Copy out every line in which the string "この点からいって" occurs.
### Source material ###
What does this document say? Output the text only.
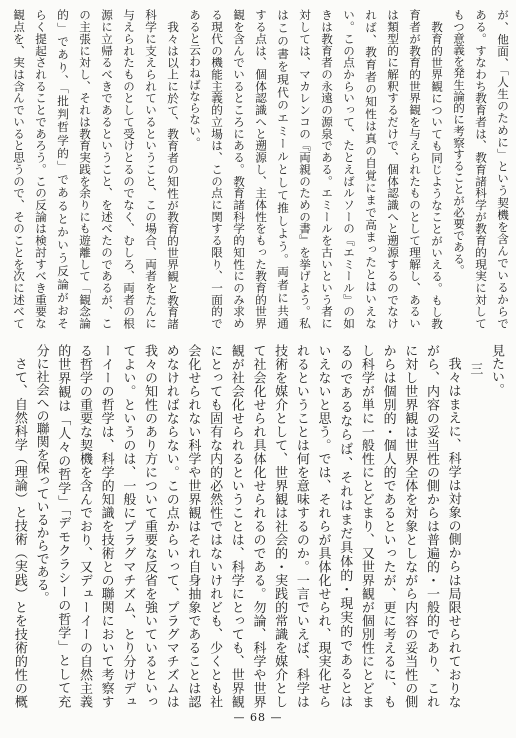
が、他面、「人生のために」という契機を含んでいるからで
ある。すなわち教育者は、教育諸科学が教育的現実に対して
もつ意義を発生論的に考察することが必要である。
教育的世界観についても同じようなことがいえる。もし教
育者が教育的世界観を与えられたものとして理解し、あるい
は類型的に解釈するだけで、個体認識へと遡源するのでなけ
れば、教育者の知性は真の自覚にまで高まったとはいえな
い。この点からいって、たとえばルソーの『エミール』の如
きは教育者の永遠の源泉である。エミールを古いという者に
対しては、マカレンコの『両親のための書』を挙げよう。私
はこの書を現代のエミールとして推しよう。両者に共通
する点は、個体認識へと遡源し、主体性をもった教育的世界
観を含んでいるところにある。教育諸科学的知性にのみ求め
る現代の機能主義的立場は、この点に関する限り、一面的で
あると云わねばならない。
我々は以上に於て、教育者の知性が教育的世界観と教育諸
科学に支えられているということ、この場合、両者をたんに
与えられたものとして受けとるのでなく、むしろ、両者の根
源に立帰るべきであるということ、を述べたのであるが、こ
の主張に対し、それは教育実践を余りにも遊離して「観念論
的」であり、「批判哲学的」であるとかいう反論がおそ
らく提起されることであろう。この反論は検討すべき重要な
観点を、実は含んでいると思うので、そのことを次に述べて
見たい。
三
我々はまえに、科学は対象の側からは局限せられておりな
がら、内容の妥当性の側からは普遍的・一般的であり、これ
に対し世界観は世界全体を対象としながら内容の妥当性の側
からは個別的・個人的であるといったが、更に考えるに、も
し科学が単に一般性にとどまり、又世界観が個別性にとどま
るのであるならば、それはまだ具体的・現実的であるとは
いえないと思う。では、それらが具体化せられ、現実化せら
れるということは何を意味するのか。一言でいえば、科学は
技術を媒介として、世界観は社会的・実践的常識を媒介とし
て社会化せられ具体化せられるのである。勿論、科学や世界
観が社会化せられるということは、科学にとっても、世界観
にとっても固有な内的必然性ではないけれども、少くとも社
会化せられない科学や世界観はそれ自身抽象であることは認
めなければならない。この点からいって、プラグマチズムは
我々の知性のあり方について重要な反省を強いているといっ
てよい。というのは、一般にプラグマチズム、とり分けデュ
ーイーの哲学は、科学的知識を技術との聯関において考察す
る哲学の重要な契機を含んでおり、又デューイーの自然主義
的世界観は「人々の哲学」「デモクラシーの哲学」として充
分に社会への聯関を保っているからである。
さて、自然科学（理論）と技術（実践）とを技術的性の概
— 68 —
###
■ **The answer**:
い。この点からいって、たとえばルソーの『エミール』の如
めなければならない。この点からいって、プラグマチズムは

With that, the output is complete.